STATED PROBLEM – Reproduce the listing below in full and without alteration, apart from its pictures.

───── ENTRIES SUPPLIED ─────

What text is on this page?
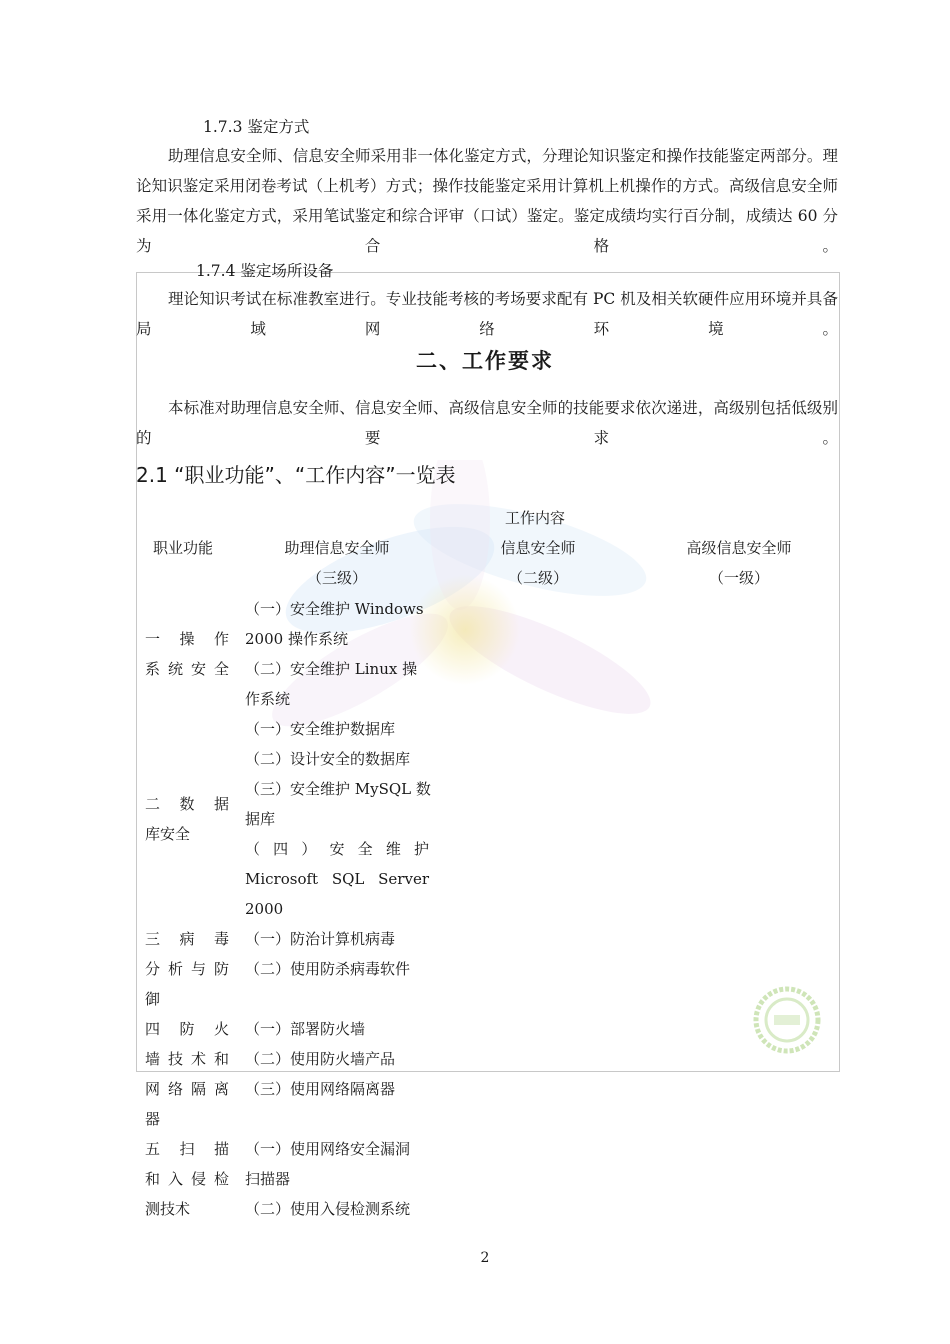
1.7.3 鉴定方式
助理信息安全师、信息安全师采用非一体化鉴定方式，分理论知识鉴定和操作技能鉴定两部分。理论知识鉴定采用闭卷考试（上机考）方式；操作技能鉴定采用计算机上机操作的方式。高级信息安全师采用一体化鉴定方式，采用笔试鉴定和综合评审（口试）鉴定。鉴定成绩均实行百分制，成绩达 60 分为合格。
1.7.4 鉴定场所设备
理论知识考试在标准教室进行。专业技能考核的考场要求配有 PC 机及相关软硬件应用环境并具备局域网络环境。
二、工作要求
本标准对助理信息安全师、信息安全师、高级信息安全师的技能要求依次递进，高级别包括低级别的要求。
2.1 “职业功能”、“工作内容”一览表
工作内容
职业功能	助理信息安全师
（三级）
信息安全师
（二级）
高级信息安全师
（一级）
一 操 作
系统安全
（一）安全维护 Windows
2000 操作系统
（二）安全维护 Linux 操
作系统
二 数 据
库安全
（一）安全维护数据库
（二）设计安全的数据库
（三）安全维护 MySQL 数
据库
（ 四 ） 安 全 维 护
Microsoft SQL Server
2000
三 病 毒
分 析 与 防
御
（一）防治计算机病毒
（二）使用防杀病毒软件
四 防 火
墙 技 术 和
网 络 隔 离
器
（一）部署防火墙
（二）使用防火墙产品
（三）使用网络隔离器
五 扫 描
和 入 侵 检
测技术
（一）使用网络安全漏洞
扫描器
（二）使用入侵检测系统
2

─────

COMPLETE RESPONSE –
What text is on this page?
1.7.3 鉴定方式
助理信息安全师、信息安全师采用非一体化鉴定方式，分理论知识鉴定和操作技能鉴定两部分。理论知识鉴定采用闭卷考试（上机考）方式；操作技能鉴定采用计算机上机操作的方式。高级信息安全师采用一体化鉴定方式，采用笔试鉴定和综合评审（口试）鉴定。鉴定成绩均实行百分制，成绩达 60 分为合格。
1.7.4 鉴定场所设备
理论知识考试在标准教室进行。专业技能考核的考场要求配有 PC 机及相关软硬件应用环境并具备局域网络环境。
二、工作要求
本标准对助理信息安全师、信息安全师、高级信息安全师的技能要求依次递进，高级别包括低级别的要求。
2.1 “职业功能”、“工作内容”一览表
工作内容
职业功能	助理信息安全师
（三级）
信息安全师
（二级）
高级信息安全师
（一级）
一 操 作
系统安全
（一）安全维护 Windows
2000 操作系统
（二）安全维护 Linux 操
作系统
二 数 据
库安全
（一）安全维护数据库
（二）设计安全的数据库
（三）安全维护 MySQL 数
据库
（ 四 ） 安 全 维 护
Microsoft SQL Server
2000
三 病 毒
分 析 与 防
御
（一）防治计算机病毒
（二）使用防杀病毒软件
四 防 火
墙 技 术 和
网 络 隔 离
器
（一）部署防火墙
（二）使用防火墙产品
（三）使用网络隔离器
五 扫 描
和 入 侵 检
测技术
（一）使用网络安全漏洞
扫描器
（二）使用入侵检测系统
2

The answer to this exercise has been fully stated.